> _WHAT IS ASKED_:
Set down the full listing exactly, character for character.
==== INFORMATION SUPPLIED
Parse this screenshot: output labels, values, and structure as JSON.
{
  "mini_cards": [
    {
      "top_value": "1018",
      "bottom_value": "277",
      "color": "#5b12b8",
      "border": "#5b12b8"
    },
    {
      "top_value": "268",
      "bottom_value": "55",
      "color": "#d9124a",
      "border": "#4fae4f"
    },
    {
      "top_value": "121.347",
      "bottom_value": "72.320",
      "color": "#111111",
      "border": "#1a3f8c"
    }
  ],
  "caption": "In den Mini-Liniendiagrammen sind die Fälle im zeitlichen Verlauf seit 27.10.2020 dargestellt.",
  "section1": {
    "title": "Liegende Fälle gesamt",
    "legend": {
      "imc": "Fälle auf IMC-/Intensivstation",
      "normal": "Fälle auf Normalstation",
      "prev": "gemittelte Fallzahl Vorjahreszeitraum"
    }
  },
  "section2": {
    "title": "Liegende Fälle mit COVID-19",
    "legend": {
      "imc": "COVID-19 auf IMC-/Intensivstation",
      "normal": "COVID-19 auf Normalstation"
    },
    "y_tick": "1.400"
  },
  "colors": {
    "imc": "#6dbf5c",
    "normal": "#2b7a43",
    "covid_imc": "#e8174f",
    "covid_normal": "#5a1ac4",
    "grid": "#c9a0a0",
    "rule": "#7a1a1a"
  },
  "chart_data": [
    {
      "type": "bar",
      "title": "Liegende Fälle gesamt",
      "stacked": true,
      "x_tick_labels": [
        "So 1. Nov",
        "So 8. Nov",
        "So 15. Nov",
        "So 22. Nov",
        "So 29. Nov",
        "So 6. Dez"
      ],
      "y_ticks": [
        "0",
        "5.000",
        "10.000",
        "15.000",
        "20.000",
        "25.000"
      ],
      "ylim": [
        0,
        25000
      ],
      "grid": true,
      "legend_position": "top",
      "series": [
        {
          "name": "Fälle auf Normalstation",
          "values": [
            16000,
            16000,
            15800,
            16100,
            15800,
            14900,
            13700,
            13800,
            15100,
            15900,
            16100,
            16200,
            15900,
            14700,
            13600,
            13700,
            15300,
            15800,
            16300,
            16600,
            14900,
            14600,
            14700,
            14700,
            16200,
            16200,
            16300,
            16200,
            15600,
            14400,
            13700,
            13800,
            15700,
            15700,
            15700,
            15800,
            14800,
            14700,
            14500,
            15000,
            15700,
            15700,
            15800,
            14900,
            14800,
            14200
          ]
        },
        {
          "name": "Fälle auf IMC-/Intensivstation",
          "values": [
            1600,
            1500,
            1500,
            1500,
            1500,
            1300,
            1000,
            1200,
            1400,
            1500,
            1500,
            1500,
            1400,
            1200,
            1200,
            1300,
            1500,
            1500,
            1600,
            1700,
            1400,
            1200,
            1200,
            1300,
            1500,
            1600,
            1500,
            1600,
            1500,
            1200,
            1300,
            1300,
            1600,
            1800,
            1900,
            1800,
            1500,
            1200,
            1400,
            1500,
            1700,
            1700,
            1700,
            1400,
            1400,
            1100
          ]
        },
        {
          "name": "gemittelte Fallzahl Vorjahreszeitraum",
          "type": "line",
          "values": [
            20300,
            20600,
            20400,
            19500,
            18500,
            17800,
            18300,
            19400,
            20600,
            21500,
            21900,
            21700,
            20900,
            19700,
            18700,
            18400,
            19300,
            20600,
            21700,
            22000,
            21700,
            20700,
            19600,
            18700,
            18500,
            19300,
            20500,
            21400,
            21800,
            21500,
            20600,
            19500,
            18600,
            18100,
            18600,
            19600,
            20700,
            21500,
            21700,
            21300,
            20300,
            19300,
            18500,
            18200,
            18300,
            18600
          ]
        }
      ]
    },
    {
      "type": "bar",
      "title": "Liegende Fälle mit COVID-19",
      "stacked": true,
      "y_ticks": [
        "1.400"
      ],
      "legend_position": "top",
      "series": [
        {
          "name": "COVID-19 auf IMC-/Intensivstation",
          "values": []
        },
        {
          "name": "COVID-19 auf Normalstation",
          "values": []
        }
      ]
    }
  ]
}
========
> _PROBLEM SOLUTION_:
Parse this screenshot: output labels, values, and structure as JSON.
{
  "mini_cards": [
    {
      "top_value": "1018",
      "bottom_value": "277",
      "color": "#5b12b8",
      "border": "#5b12b8"
    },
    {
      "top_value": "268",
      "bottom_value": "55",
      "color": "#d9124a",
      "border": "#4fae4f"
    },
    {
      "top_value": "121.347",
      "bottom_value": "72.320",
      "color": "#111111",
      "border": "#1a3f8c"
    }
  ],
  "caption": "In den Mini-Liniendiagrammen sind die Fälle im zeitlichen Verlauf seit 27.10.2020 dargestellt.",
  "section1": {
    "title": "Liegende Fälle gesamt",
    "legend": {
      "imc": "Fälle auf IMC-/Intensivstation",
      "normal": "Fälle auf Normalstation",
      "prev": "gemittelte Fallzahl Vorjahreszeitraum"
    }
  },
  "section2": {
    "title": "Liegende Fälle mit COVID-19",
    "legend": {
      "imc": "COVID-19 auf IMC-/Intensivstation",
      "normal": "COVID-19 auf Normalstation"
    },
    "y_tick": "1.400"
  },
  "colors": {
    "imc": "#6dbf5c",
    "normal": "#2b7a43",
    "covid_imc": "#e8174f",
    "covid_normal": "#5a1ac4",
    "grid": "#c9a0a0",
    "rule": "#7a1a1a"
  },
  "chart_data": [
    {
      "type": "bar",
      "title": "Liegende Fälle gesamt",
      "stacked": true,
      "x_tick_labels": [
        "So 1. Nov",
        "So 8. Nov",
        "So 15. Nov",
        "So 22. Nov",
        "So 29. Nov",
        "So 6. Dez"
      ],
      "y_ticks": [
        "0",
        "5.000",
        "10.000",
        "15.000",
        "20.000",
        "25.000"
      ],
      "ylim": [
        0,
        25000
      ],
      "grid": true,
      "legend_position": "top",
      "series": [
        {
          "name": "Fälle auf Normalstation",
          "values": [
            16000,
            16000,
            15800,
            16100,
            15800,
            14900,
            13700,
            13800,
            15100,
            15900,
            16100,
            16200,
            15900,
            14700,
            13600,
            13700,
            15300,
            15800,
            16300,
            16600,
            14900,
            14600,
            14700,
            14700,
            16200,
            16200,
            16300,
            16200,
            15600,
            14400,
            13700,
            13800,
            15700,
            15700,
            15700,
            15800,
            14800,
            14700,
            14500,
            15000,
            15700,
            15700,
            15800,
            14900,
            14800,
            14200
          ]
        },
        {
          "name": "Fälle auf IMC-/Intensivstation",
          "values": [
            1600,
            1500,
            1500,
            1500,
            1500,
            1300,
            1000,
            1200,
            1400,
            1500,
            1500,
            1500,
            1400,
            1200,
            1200,
            1300,
            1500,
            1500,
            1600,
            1700,
            1400,
            1200,
            1200,
            1300,
            1500,
            1600,
            1500,
            1600,
            1500,
            1200,
            1300,
            1300,
            1600,
            1800,
            1900,
            1800,
            1500,
            1200,
            1400,
            1500,
            1700,
            1700,
            1700,
            1400,
            1400,
            1100
          ]
        },
        {
          "name": "gemittelte Fallzahl Vorjahreszeitraum",
          "type": "line",
          "values": [
            20300,
            20600,
            20400,
            19500,
            18500,
            17800,
            18300,
            19400,
            20600,
            21500,
            21900,
            21700,
            20900,
            19700,
            18700,
            18400,
            19300,
            20600,
            21700,
            22000,
            21700,
            20700,
            19600,
            18700,
            18500,
            19300,
            20500,
            21400,
            21800,
            21500,
            20600,
            19500,
            18600,
            18100,
            18600,
            19600,
            20700,
            21500,
            21700,
            21300,
            20300,
            19300,
            18500,
            18200,
            18300,
            18600
          ]
        }
      ]
    },
    {
      "type": "bar",
      "title": "Liegende Fälle mit COVID-19",
      "stacked": true,
      "y_ticks": [
        "1.400"
      ],
      "legend_position": "top",
      "series": [
        {
          "name": "COVID-19 auf IMC-/Intensivstation",
          "values": []
        },
        {
          "name": "COVID-19 auf Normalstation",
          "values": []
        }
      ]
    }
  ]
}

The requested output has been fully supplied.